## Your goal
Return each line containing "this".

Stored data
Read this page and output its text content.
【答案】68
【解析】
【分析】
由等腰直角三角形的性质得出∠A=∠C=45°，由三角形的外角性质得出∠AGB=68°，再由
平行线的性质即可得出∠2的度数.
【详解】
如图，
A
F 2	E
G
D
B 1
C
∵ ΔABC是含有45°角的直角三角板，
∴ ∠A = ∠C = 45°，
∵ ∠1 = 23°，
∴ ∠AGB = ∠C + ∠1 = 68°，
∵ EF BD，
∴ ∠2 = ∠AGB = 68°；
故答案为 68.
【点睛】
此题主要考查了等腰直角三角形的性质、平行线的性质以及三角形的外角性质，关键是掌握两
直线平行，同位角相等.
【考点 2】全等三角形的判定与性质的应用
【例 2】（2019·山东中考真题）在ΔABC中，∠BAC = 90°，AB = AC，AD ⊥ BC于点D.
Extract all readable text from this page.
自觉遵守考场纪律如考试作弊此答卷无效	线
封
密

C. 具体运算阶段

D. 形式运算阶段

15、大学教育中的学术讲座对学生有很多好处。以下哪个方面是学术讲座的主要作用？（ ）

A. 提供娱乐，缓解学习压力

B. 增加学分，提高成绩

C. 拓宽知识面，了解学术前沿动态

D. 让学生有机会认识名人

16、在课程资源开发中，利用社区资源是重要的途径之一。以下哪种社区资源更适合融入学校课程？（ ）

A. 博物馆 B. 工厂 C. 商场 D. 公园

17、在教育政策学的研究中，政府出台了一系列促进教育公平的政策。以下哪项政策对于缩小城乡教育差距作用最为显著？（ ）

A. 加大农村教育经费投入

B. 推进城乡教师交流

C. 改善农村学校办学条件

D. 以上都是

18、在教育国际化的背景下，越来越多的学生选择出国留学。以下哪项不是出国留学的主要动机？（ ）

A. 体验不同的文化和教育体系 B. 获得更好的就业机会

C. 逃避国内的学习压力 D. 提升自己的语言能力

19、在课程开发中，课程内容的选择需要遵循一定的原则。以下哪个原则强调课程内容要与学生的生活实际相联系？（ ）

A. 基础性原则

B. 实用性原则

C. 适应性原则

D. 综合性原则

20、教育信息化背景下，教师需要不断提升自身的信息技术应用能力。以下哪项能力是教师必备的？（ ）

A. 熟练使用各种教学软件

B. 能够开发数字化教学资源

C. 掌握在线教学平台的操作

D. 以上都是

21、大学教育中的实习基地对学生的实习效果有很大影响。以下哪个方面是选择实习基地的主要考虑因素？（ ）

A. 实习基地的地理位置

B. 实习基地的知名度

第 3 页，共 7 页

## Exercise result
Read this page and output its text content.
Extract all readable text from this page.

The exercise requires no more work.